● ABOUT THIS TASK: Wherever the string "daña" turns up in the data, copy the whole line.
=== EXTRACTED ENTRIES ===
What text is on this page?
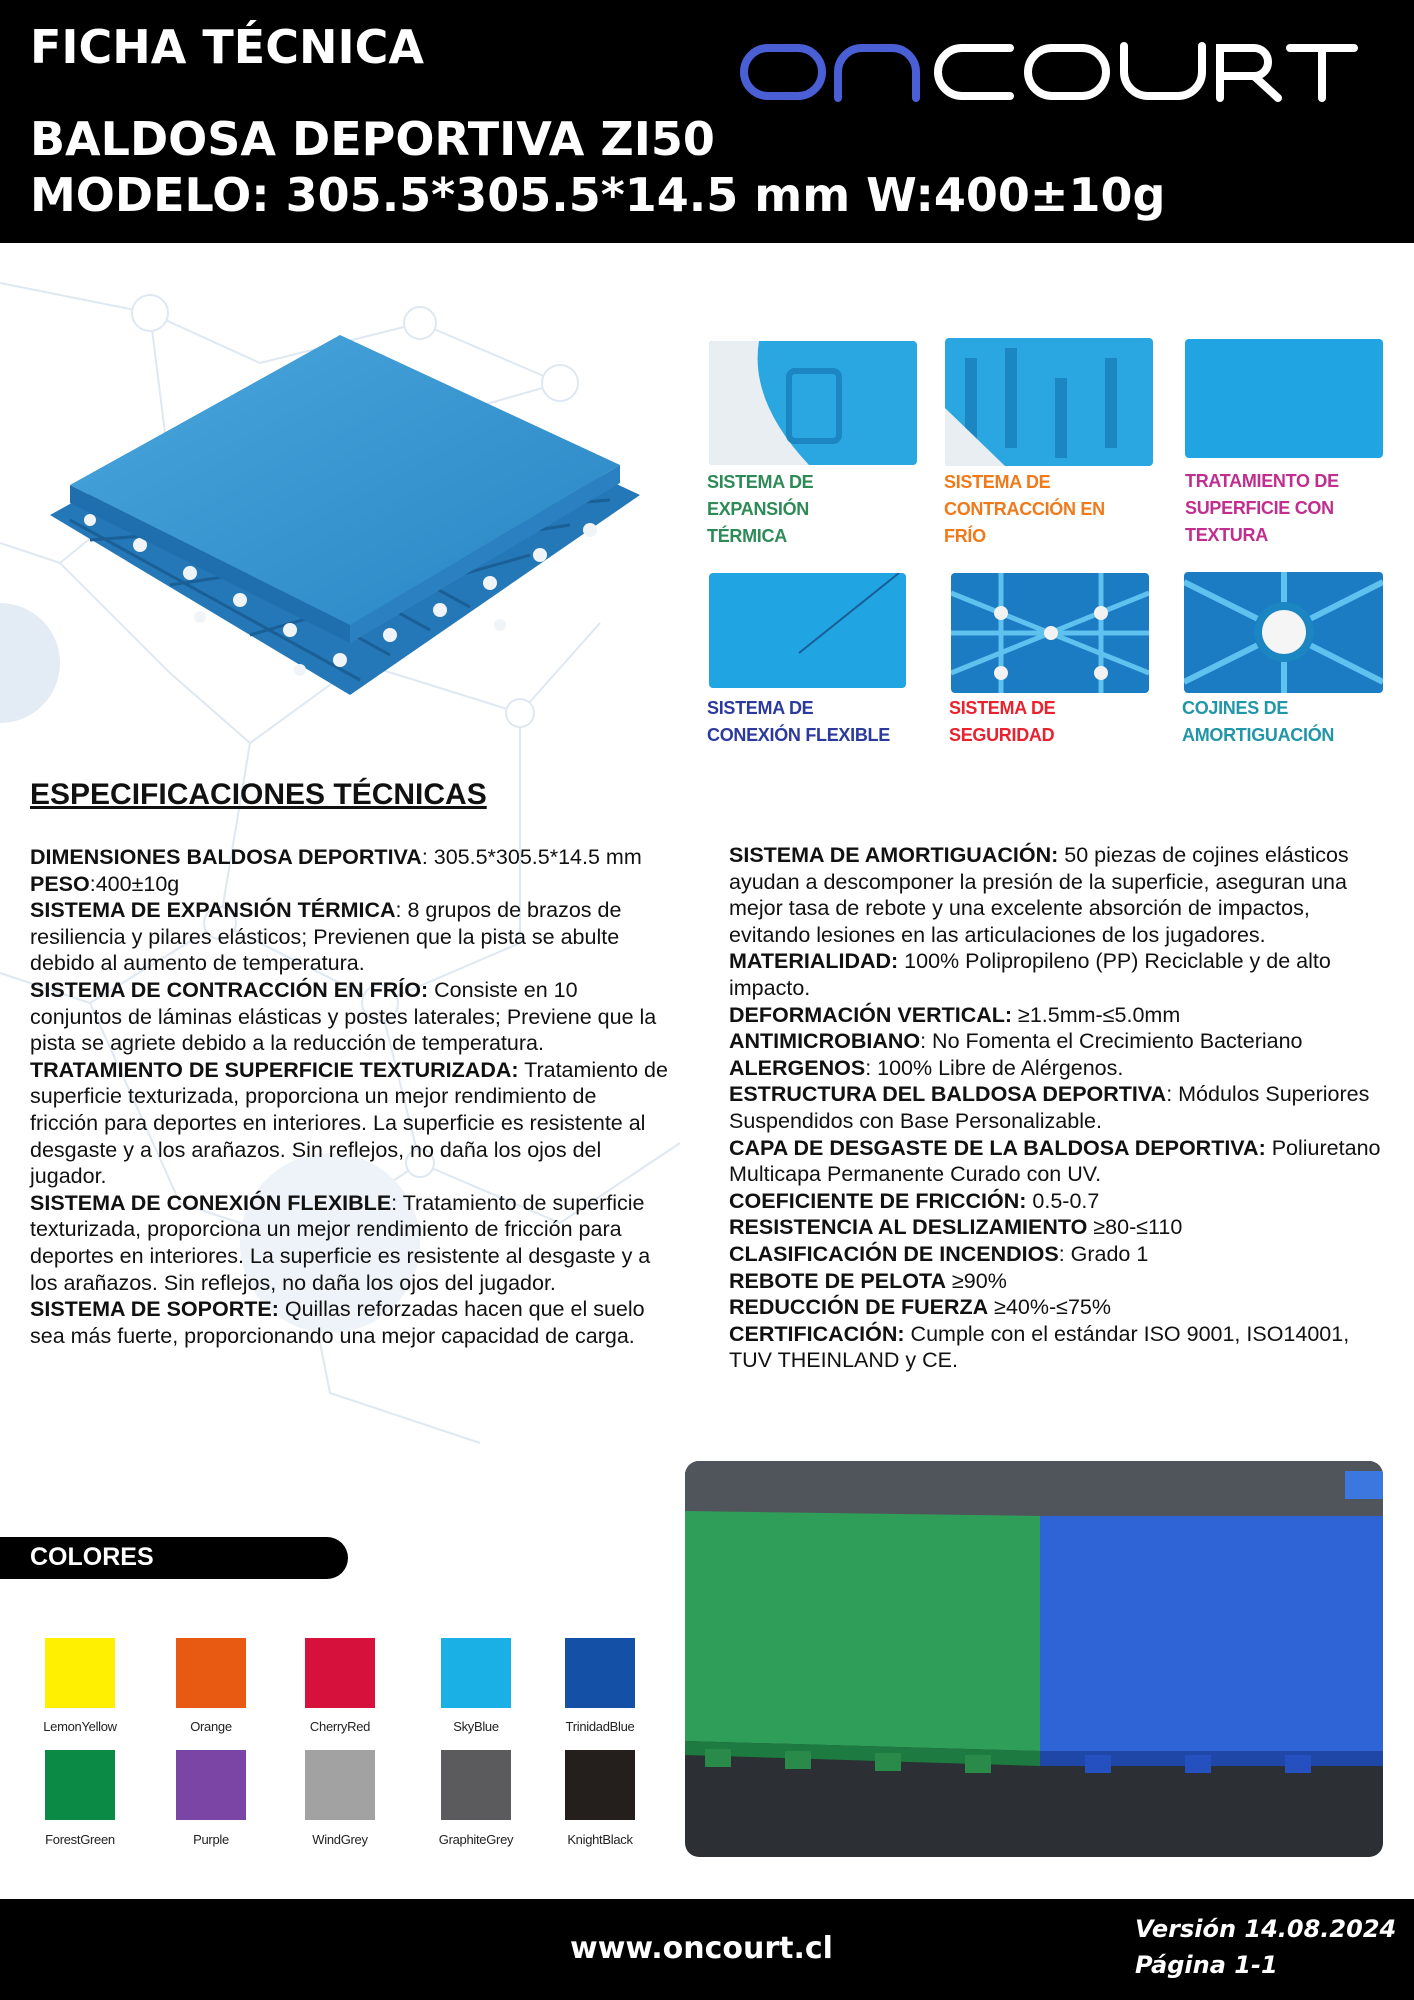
FICHA TÉCNICA
BALDOSA DEPORTIVA ZI50
MODELO: 305.5*305.5*14.5 mm W:400±10g
SISTEMA DE
EXPANSIÓN
TÉRMICA
SISTEMA DE
CONTRACCIÓN EN
FRÍO
TRATAMIENTO DE
SUPERFICIE CON
TEXTURA
SISTEMA DE
CONEXIÓN FLEXIBLE
SISTEMA DE
SEGURIDAD
COJINES DE
AMORTIGUACIÓN
ESPECIFICACIONES TÉCNICAS

DIMENSIONES BALDOSA DEPORTIVA: 305.5*305.5*14.5 mm

PESO:400±10g

SISTEMA DE EXPANSIÓN TÉRMICA: 8 grupos de brazos de resiliencia y pilares elásticos; Previenen que la pista se abulte debido al aumento de temperatura.

SISTEMA DE CONTRACCIÓN EN FRÍO: Consiste en 10 conjuntos de láminas elásticas y postes laterales; Previene que la pista se agriete debido a la reducción de temperatura.

TRATAMIENTO DE SUPERFICIE TEXTURIZADA: Tratamiento de superficie texturizada, proporciona un mejor rendimiento de fricción para deportes en interiores. La superficie es resistente al desgaste y a los arañazos. Sin reflejos, no daña los ojos del jugador.

SISTEMA DE CONEXIÓN FLEXIBLE: Tratamiento de superficie texturizada, proporciona un mejor rendimiento de fricción para deportes en interiores. La superficie es resistente al desgaste y a los arañazos. Sin reflejos, no daña los ojos del jugador.

SISTEMA DE SOPORTE: Quillas reforzadas hacen que el suelo sea más fuerte, proporcionando una mejor capacidad de carga.

SISTEMA DE AMORTIGUACIÓN: 50 piezas de cojines elásticos ayudan a descomponer la presión de la superficie, aseguran una mejor tasa de rebote y una excelente absorción de impactos, evitando lesiones en las articulaciones de los jugadores.

MATERIALIDAD: 100% Polipropileno (PP) Reciclable y de alto impacto.

DEFORMACIÓN VERTICAL: ≥1.5mm-≤5.0mm

ANTIMICROBIANO: No Fomenta el Crecimiento Bacteriano

ALERGENOS: 100% Libre de Alérgenos.

ESTRUCTURA DEL BALDOSA DEPORTIVA: Módulos Superiores Suspendidos con Base Personalizable.

CAPA DE DESGASTE DE LA BALDOSA DEPORTIVA: Poliuretano Multicapa Permanente Curado con UV.

COEFICIENTE DE FRICCIÓN: 0.5-0.7

RESISTENCIA AL DESLIZAMIENTO ≥80-≤110

CLASIFICACIÓN DE INCENDIOS: Grado 1

REBOTE DE PELOTA ≥90%

REDUCCIÓN DE FUERZA ≥40%-≤75%

CERTIFICACIÓN: Cumple con el estándar ISO 9001, ISO14001, TUV THEINLAND y CE.

COLORES
LemonYellow	Orange	CherryRed	SkyBlue	TrinidadBlue
ForestGreen	Purple	WindGrey	GraphiteGrey	KnightBlack
www.oncourt.cl
Versión 14.08.2024
Página 1-1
===
● OUTPUT BELOW:
TRATAMIENTO DE SUPERFICIE TEXTURIZADA: Tratamiento de superficie texturizada, proporciona un mejor rendimiento de fricción para deportes en interiores. La superficie es resistente al desgaste y a los arañazos. Sin reflejos, no daña los ojos del jugador.
SISTEMA DE CONEXIÓN FLEXIBLE: Tratamiento de superficie texturizada, proporciona un mejor rendimiento de fricción para deportes en interiores. La superficie es resistente al desgaste y a los arañazos. Sin reflejos, no daña los ojos del jugador.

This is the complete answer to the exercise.